**RAW RECORDS:**

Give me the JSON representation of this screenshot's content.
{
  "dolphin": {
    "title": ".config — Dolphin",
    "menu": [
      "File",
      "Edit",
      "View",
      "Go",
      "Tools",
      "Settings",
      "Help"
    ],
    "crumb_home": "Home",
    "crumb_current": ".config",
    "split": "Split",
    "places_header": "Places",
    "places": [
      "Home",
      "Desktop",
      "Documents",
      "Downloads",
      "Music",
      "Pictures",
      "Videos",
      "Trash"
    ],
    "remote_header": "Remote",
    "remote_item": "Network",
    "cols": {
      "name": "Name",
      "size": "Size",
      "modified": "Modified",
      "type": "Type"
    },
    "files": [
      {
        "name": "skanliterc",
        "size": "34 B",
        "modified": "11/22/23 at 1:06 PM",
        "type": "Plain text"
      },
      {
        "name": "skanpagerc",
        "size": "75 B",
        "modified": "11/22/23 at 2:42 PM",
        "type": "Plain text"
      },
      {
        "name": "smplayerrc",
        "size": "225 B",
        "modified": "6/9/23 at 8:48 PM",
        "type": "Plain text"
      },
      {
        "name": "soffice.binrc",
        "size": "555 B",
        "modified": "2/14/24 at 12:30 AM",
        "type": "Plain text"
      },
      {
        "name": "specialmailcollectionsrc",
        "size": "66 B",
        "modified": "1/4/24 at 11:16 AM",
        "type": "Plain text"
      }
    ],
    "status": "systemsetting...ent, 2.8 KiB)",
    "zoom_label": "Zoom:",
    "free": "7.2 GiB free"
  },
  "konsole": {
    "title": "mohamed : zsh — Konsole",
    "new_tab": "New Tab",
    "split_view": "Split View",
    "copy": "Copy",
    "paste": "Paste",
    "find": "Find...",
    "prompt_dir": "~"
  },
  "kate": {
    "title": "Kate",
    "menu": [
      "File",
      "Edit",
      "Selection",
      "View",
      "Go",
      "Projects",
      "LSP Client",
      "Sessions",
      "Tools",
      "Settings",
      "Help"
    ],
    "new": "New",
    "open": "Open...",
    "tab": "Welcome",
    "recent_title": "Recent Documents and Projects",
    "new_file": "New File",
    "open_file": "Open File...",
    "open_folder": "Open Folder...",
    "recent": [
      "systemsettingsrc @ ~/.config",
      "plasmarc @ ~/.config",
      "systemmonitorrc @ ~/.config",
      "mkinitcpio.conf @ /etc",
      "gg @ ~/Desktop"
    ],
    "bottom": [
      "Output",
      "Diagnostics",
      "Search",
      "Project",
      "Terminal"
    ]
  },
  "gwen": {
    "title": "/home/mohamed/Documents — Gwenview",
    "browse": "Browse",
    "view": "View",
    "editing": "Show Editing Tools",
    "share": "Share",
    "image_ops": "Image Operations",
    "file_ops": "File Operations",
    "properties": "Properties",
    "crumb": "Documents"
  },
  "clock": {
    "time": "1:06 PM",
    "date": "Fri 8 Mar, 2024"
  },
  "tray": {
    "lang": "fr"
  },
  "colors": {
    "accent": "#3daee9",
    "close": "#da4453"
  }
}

**DIRECTIONS FOR THIS TASK:** Restate each of the entries above verbatim.

**EXPECTED ANSWER:**
Give me the JSON representation of this screenshot's content.
{
  "dolphin": {
    "title": ".config — Dolphin",
    "menu": [
      "File",
      "Edit",
      "View",
      "Go",
      "Tools",
      "Settings",
      "Help"
    ],
    "crumb_home": "Home",
    "crumb_current": ".config",
    "split": "Split",
    "places_header": "Places",
    "places": [
      "Home",
      "Desktop",
      "Documents",
      "Downloads",
      "Music",
      "Pictures",
      "Videos",
      "Trash"
    ],
    "remote_header": "Remote",
    "remote_item": "Network",
    "cols": {
      "name": "Name",
      "size": "Size",
      "modified": "Modified",
      "type": "Type"
    },
    "files": [
      {
        "name": "skanliterc",
        "size": "34 B",
        "modified": "11/22/23 at 1:06 PM",
        "type": "Plain text"
      },
      {
        "name": "skanpagerc",
        "size": "75 B",
        "modified": "11/22/23 at 2:42 PM",
        "type": "Plain text"
      },
      {
        "name": "smplayerrc",
        "size": "225 B",
        "modified": "6/9/23 at 8:48 PM",
        "type": "Plain text"
      },
      {
        "name": "soffice.binrc",
        "size": "555 B",
        "modified": "2/14/24 at 12:30 AM",
        "type": "Plain text"
      },
      {
        "name": "specialmailcollectionsrc",
        "size": "66 B",
        "modified": "1/4/24 at 11:16 AM",
        "type": "Plain text"
      }
    ],
    "status": "systemsetting...ent, 2.8 KiB)",
    "zoom_label": "Zoom:",
    "free": "7.2 GiB free"
  },
  "konsole": {
    "title": "mohamed : zsh — Konsole",
    "new_tab": "New Tab",
    "split_view": "Split View",
    "copy": "Copy",
    "paste": "Paste",
    "find": "Find...",
    "prompt_dir": "~"
  },
  "kate": {
    "title": "Kate",
    "menu": [
      "File",
      "Edit",
      "Selection",
      "View",
      "Go",
      "Projects",
      "LSP Client",
      "Sessions",
      "Tools",
      "Settings",
      "Help"
    ],
    "new": "New",
    "open": "Open...",
    "tab": "Welcome",
    "recent_title": "Recent Documents and Projects",
    "new_file": "New File",
    "open_file": "Open File...",
    "open_folder": "Open Folder...",
    "recent": [
      "systemsettingsrc @ ~/.config",
      "plasmarc @ ~/.config",
      "systemmonitorrc @ ~/.config",
      "mkinitcpio.conf @ /etc",
      "gg @ ~/Desktop"
    ],
    "bottom": [
      "Output",
      "Diagnostics",
      "Search",
      "Project",
      "Terminal"
    ]
  },
  "gwen": {
    "title": "/home/mohamed/Documents — Gwenview",
    "browse": "Browse",
    "view": "View",
    "editing": "Show Editing Tools",
    "share": "Share",
    "image_ops": "Image Operations",
    "file_ops": "File Operations",
    "properties": "Properties",
    "crumb": "Documents"
  },
  "clock": {
    "time": "1:06 PM",
    "date": "Fri 8 Mar, 2024"
  },
  "tray": {
    "lang": "fr"
  },
  "colors": {
    "accent": "#3daee9",
    "close": "#da4453"
  }
}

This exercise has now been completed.